▸ Directions for this task
Filter the lines below, copying only those with the string "trọng".

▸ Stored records
/---

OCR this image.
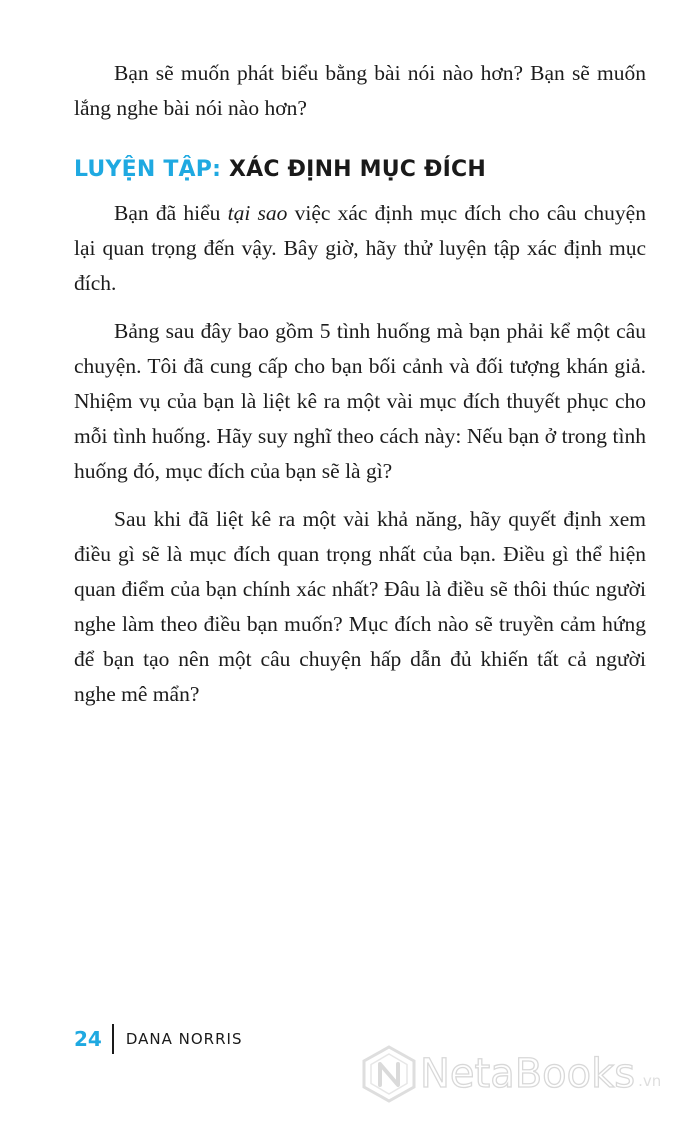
Bạn sẽ muốn phát biểu bằng bài nói nào hơn? Bạn sẽ muốn lắng nghe bài nói nào hơn?

LUYỆN TẬP: XÁC ĐỊNH MỤC ĐÍCH

Bạn đã hiểu tại sao việc xác định mục đích cho câu chuyện lại quan trọng đến vậy. Bây giờ, hãy thử luyện tập xác định mục đích.

Bảng sau đây bao gồm 5 tình huống mà bạn phải kể một câu chuyện. Tôi đã cung cấp cho bạn bối cảnh và đối tượng khán giả. Nhiệm vụ của bạn là liệt kê ra một vài mục đích thuyết phục cho mỗi tình huống. Hãy suy nghĩ theo cách này: Nếu bạn ở trong tình huống đó, mục đích của bạn sẽ là gì?

Sau khi đã liệt kê ra một vài khả năng, hãy quyết định xem điều gì sẽ là mục đích quan trọng nhất của bạn. Điều gì thể hiện quan điểm của bạn chính xác nhất? Đâu là điều sẽ thôi thúc người nghe làm theo điều bạn muốn? Mục đích nào sẽ truyền cảm hứng để bạn tạo nên một câu chuyện hấp dẫn đủ khiến tất cả người nghe mê mẩn?

24 DANA NORRIS
NetaBooks .vn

\---

▸ The solution
Bạn đã hiểu tại sao việc xác định mục đích cho câu chuyện lại quan trọng đến vậy. Bây giờ, hãy thử luyện tập xác định mục đích.
Sau khi đã liệt kê ra một vài khả năng, hãy quyết định xem điều gì sẽ là mục đích quan trọng nhất của bạn. Điều gì thể hiện quan điểm của bạn chính xác nhất? Đâu là điều sẽ thôi thúc người nghe làm theo điều bạn muốn? Mục đích nào sẽ truyền cảm hứng để bạn tạo nên một câu chuyện hấp dẫn đủ khiến tất cả người nghe mê mẩn?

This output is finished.